▶ What to produce
Some lines in the listing below may include the string "MiniGolf". How many are there? Give only the number.

----------------------------------------

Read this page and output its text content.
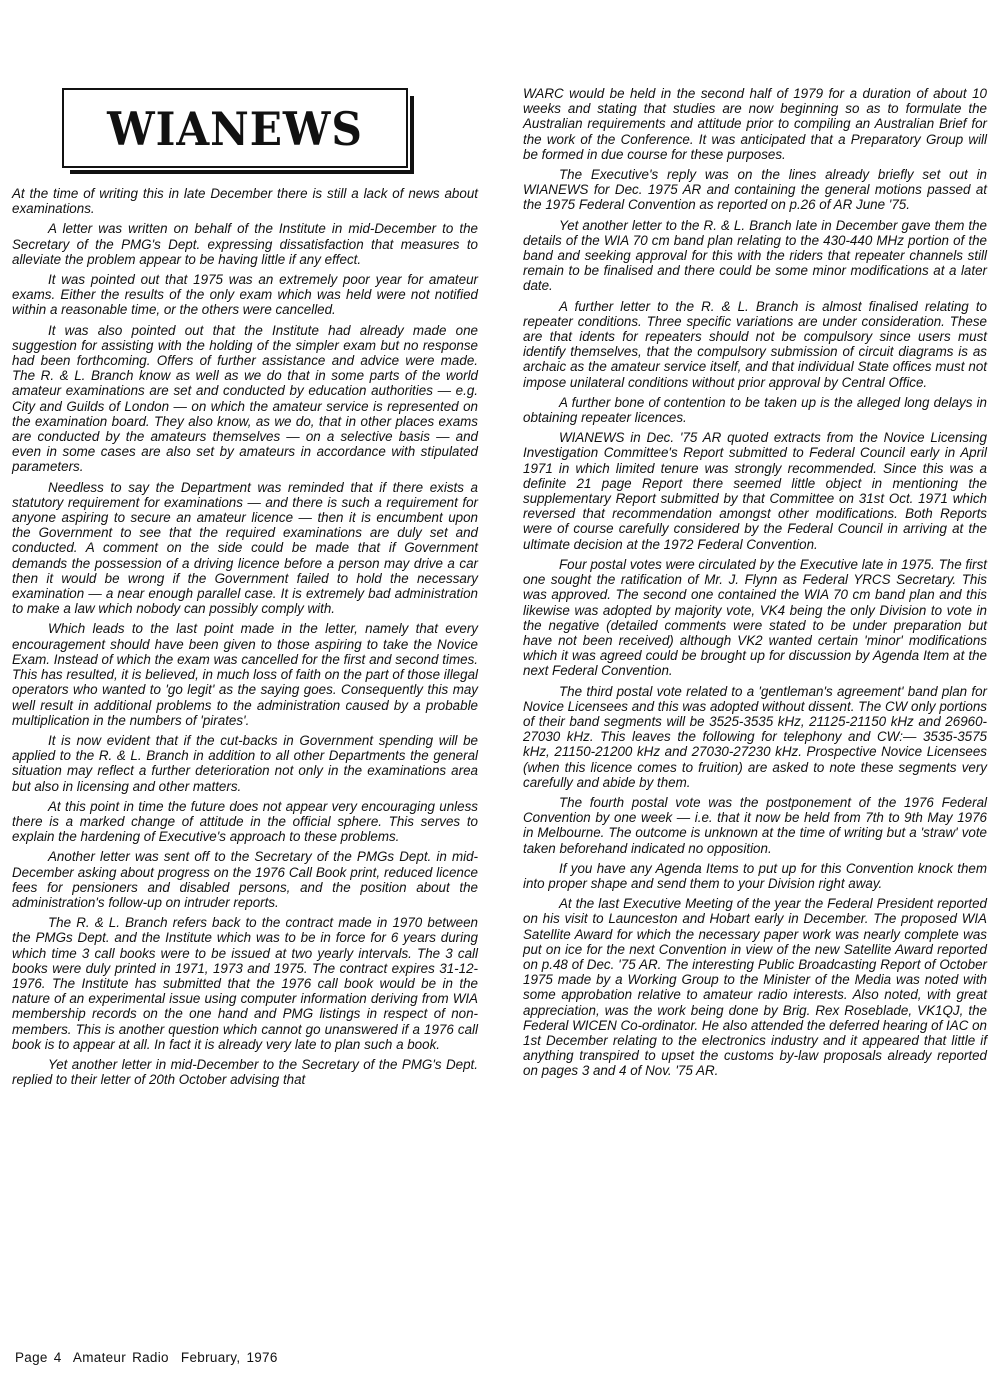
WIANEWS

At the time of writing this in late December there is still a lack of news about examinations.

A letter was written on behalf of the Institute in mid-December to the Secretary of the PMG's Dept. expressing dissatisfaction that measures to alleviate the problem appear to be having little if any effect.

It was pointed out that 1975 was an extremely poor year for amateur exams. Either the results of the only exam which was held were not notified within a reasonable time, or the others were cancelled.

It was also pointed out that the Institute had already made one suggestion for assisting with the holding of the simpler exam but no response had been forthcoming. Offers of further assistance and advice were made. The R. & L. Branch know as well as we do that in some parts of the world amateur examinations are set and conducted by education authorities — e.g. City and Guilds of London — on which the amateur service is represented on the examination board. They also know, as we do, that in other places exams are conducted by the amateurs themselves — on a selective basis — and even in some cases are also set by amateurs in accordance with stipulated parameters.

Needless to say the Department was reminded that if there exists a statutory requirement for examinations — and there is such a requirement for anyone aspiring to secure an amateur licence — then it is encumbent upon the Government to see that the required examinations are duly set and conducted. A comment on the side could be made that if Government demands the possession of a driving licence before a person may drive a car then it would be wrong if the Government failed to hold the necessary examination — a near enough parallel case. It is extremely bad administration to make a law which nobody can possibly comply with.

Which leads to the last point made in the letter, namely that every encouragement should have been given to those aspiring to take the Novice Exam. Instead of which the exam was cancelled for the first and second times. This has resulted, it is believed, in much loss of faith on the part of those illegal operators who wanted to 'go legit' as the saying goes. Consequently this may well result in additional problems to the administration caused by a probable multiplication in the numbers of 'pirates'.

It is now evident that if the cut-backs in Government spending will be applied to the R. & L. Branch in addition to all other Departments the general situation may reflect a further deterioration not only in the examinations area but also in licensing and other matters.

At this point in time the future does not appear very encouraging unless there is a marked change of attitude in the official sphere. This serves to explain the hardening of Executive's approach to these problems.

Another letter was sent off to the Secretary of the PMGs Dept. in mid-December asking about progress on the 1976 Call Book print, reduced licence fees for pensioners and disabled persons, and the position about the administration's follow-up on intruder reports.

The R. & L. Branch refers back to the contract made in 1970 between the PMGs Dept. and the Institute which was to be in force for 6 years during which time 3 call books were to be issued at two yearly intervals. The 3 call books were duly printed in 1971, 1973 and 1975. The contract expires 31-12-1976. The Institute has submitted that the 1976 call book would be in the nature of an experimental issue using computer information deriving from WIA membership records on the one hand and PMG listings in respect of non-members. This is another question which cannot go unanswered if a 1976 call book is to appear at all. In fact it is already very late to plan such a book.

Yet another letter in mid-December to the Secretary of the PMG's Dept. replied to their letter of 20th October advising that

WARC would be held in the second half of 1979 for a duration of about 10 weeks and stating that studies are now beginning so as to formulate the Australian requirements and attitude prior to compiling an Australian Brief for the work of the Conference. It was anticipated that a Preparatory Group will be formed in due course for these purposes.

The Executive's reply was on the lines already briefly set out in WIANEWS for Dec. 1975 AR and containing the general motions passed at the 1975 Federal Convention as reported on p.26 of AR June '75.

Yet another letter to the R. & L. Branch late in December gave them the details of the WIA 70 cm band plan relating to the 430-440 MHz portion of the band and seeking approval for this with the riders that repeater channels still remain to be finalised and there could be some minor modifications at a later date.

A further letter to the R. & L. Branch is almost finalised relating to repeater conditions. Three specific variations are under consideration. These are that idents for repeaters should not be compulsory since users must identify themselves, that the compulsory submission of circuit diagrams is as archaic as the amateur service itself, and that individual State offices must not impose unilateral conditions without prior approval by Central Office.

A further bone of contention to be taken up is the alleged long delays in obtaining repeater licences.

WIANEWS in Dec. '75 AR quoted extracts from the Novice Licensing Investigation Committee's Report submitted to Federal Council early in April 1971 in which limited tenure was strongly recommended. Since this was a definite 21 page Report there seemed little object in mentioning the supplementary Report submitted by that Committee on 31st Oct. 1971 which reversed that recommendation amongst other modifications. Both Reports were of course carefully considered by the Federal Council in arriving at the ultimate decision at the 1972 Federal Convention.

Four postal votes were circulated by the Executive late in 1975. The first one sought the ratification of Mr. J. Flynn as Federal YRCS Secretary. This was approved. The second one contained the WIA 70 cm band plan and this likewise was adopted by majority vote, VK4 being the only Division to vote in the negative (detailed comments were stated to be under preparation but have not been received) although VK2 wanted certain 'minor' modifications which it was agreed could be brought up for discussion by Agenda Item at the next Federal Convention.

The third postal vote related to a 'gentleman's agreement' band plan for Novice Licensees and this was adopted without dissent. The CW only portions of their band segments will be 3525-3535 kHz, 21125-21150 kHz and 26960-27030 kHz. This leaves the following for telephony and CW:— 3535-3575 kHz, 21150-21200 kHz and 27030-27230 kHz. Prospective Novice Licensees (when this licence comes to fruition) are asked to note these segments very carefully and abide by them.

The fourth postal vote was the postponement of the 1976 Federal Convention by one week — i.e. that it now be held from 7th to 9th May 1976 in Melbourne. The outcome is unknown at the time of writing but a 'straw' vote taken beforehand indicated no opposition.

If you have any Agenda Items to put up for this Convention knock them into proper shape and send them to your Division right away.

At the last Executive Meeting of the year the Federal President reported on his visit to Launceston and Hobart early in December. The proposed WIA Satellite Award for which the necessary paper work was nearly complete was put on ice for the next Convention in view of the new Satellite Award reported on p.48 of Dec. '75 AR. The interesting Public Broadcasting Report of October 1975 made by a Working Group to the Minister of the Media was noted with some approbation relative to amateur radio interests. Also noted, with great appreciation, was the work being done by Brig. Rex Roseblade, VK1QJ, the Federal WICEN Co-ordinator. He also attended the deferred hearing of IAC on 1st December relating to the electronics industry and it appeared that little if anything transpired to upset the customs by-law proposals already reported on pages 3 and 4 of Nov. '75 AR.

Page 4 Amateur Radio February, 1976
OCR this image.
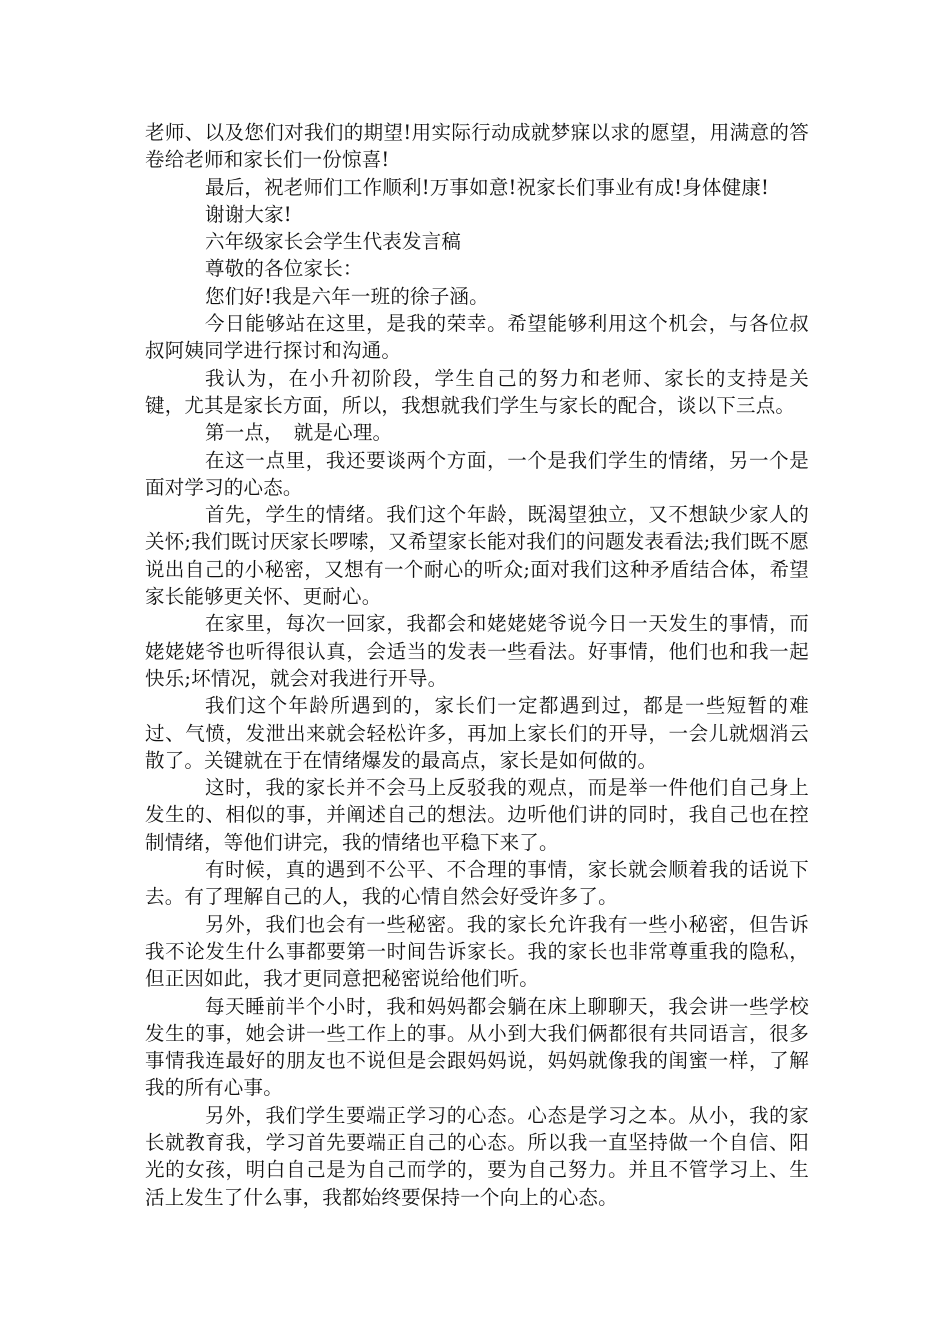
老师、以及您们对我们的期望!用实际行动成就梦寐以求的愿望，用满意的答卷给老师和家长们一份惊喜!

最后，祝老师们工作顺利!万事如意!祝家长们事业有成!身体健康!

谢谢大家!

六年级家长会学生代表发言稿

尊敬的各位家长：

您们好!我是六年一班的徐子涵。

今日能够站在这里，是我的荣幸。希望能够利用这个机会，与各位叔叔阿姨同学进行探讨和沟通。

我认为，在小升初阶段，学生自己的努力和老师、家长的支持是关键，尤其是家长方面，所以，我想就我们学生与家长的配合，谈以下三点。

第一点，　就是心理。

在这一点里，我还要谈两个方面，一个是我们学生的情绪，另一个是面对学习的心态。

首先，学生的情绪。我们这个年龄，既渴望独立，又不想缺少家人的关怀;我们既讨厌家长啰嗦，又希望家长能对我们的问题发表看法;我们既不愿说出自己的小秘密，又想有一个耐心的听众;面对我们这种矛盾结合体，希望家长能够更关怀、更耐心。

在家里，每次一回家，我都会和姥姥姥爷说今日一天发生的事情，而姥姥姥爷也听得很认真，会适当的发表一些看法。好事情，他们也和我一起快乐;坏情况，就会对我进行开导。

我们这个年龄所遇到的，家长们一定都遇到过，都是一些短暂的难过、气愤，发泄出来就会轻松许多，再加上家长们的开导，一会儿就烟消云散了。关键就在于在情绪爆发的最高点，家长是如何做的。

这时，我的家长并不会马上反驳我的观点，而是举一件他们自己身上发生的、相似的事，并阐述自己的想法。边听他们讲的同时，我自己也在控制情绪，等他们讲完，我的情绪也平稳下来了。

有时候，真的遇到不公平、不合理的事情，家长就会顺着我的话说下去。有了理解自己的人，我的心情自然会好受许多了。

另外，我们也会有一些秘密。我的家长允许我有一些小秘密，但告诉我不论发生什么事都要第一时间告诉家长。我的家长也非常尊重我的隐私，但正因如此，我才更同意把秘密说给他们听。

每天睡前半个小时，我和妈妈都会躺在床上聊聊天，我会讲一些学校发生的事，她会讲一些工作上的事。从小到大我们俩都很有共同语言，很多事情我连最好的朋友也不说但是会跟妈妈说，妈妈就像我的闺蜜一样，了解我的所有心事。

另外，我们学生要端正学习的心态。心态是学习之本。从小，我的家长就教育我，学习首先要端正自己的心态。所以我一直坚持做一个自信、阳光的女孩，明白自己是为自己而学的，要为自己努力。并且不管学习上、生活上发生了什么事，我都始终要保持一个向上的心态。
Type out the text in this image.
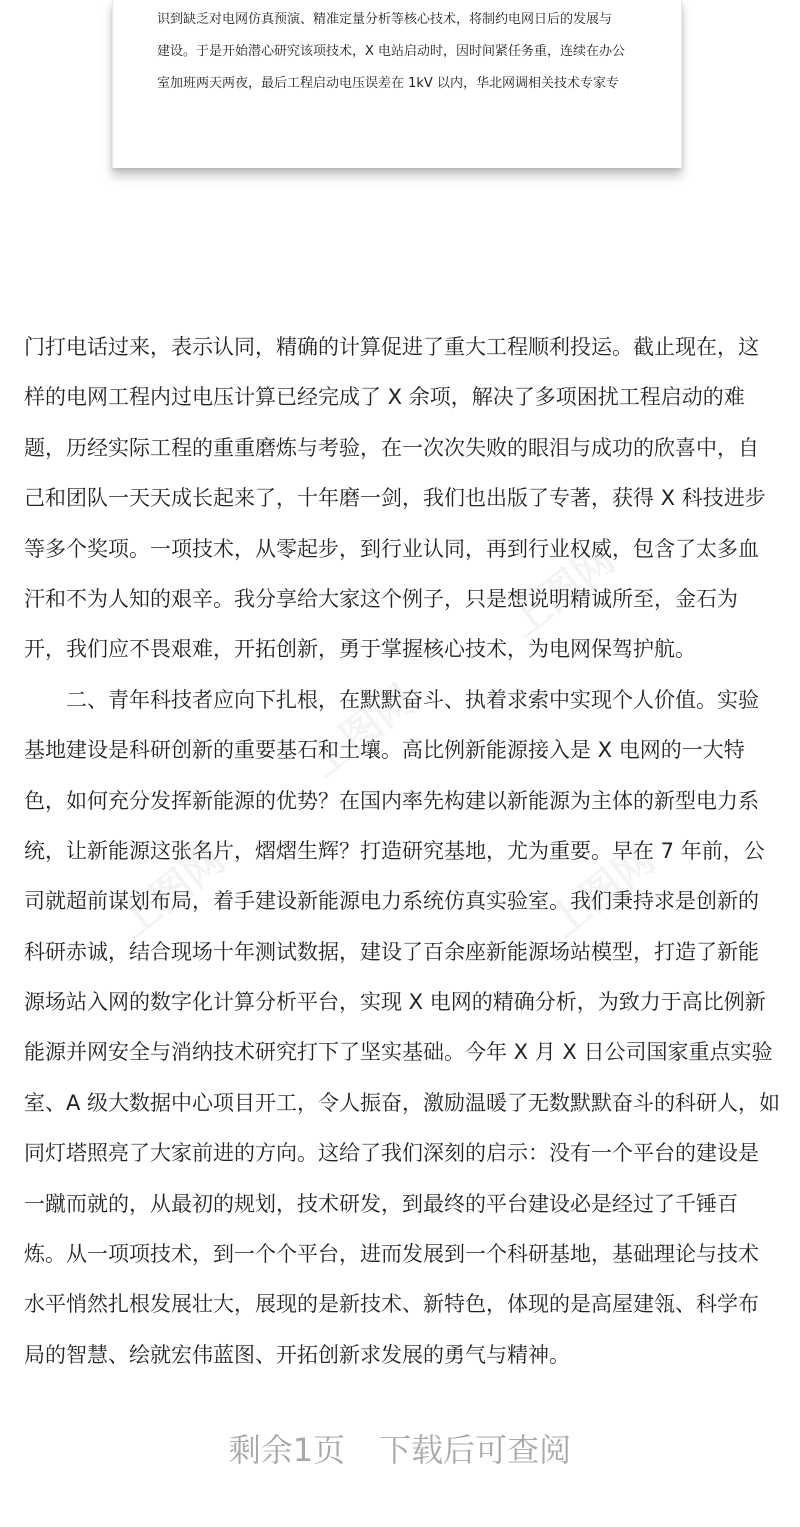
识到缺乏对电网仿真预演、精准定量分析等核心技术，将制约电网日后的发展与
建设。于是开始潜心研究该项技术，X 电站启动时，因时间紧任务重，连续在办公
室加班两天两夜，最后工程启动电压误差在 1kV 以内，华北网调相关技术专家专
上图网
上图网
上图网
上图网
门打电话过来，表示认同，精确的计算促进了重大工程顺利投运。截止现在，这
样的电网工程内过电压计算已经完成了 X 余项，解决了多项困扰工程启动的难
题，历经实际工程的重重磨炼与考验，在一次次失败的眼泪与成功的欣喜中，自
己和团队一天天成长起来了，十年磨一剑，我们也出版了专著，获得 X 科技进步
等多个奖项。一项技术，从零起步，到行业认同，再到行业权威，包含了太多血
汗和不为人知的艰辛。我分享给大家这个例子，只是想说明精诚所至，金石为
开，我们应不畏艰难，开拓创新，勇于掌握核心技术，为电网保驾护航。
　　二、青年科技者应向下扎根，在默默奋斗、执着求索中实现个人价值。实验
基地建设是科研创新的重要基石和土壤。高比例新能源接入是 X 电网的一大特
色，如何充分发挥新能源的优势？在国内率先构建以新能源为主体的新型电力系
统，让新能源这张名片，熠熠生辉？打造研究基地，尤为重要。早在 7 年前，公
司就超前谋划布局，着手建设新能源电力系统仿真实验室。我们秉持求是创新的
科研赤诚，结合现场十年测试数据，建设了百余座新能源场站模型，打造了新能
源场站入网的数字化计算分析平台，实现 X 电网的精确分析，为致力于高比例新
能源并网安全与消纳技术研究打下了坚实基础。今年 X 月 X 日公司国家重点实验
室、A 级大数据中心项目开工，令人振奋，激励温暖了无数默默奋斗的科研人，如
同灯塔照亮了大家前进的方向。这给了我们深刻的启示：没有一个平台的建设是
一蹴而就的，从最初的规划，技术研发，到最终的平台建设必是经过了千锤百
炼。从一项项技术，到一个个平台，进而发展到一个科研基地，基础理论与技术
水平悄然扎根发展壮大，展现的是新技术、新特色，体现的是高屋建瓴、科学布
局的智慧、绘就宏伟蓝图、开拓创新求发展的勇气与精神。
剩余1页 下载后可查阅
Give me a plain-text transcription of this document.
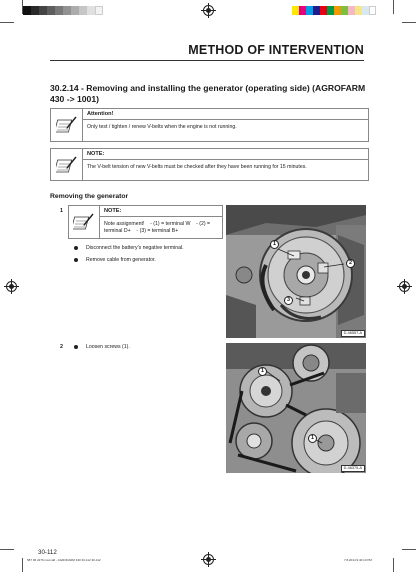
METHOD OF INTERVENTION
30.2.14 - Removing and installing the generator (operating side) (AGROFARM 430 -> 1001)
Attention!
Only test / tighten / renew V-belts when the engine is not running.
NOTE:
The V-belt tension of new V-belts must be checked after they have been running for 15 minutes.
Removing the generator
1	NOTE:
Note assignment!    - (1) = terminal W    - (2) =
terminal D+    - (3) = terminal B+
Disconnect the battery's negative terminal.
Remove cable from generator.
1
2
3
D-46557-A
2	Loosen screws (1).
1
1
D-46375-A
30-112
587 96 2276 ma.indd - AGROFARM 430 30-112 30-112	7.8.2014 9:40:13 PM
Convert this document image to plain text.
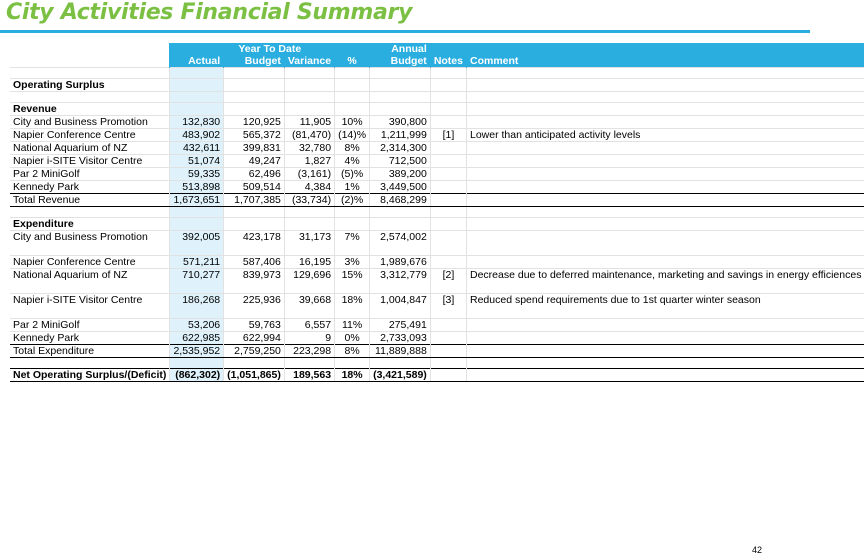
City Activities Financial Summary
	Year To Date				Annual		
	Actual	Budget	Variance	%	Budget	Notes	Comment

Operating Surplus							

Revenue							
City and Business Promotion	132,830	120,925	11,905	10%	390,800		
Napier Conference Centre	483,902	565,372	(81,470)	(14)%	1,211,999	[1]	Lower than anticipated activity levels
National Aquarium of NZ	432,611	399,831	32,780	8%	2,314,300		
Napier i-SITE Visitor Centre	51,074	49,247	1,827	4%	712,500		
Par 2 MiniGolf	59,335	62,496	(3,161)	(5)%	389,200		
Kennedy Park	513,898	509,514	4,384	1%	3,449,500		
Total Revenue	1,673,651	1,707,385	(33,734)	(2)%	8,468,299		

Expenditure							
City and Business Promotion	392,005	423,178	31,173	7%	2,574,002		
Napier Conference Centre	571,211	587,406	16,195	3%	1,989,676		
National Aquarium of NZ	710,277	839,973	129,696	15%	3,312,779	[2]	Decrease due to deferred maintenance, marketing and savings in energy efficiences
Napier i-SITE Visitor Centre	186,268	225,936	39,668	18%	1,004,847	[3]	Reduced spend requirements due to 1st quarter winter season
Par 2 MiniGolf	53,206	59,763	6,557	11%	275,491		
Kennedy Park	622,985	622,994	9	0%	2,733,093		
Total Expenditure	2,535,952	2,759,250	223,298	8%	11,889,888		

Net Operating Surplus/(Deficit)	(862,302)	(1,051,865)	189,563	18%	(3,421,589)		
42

----------------------------------------

▶ Task result
2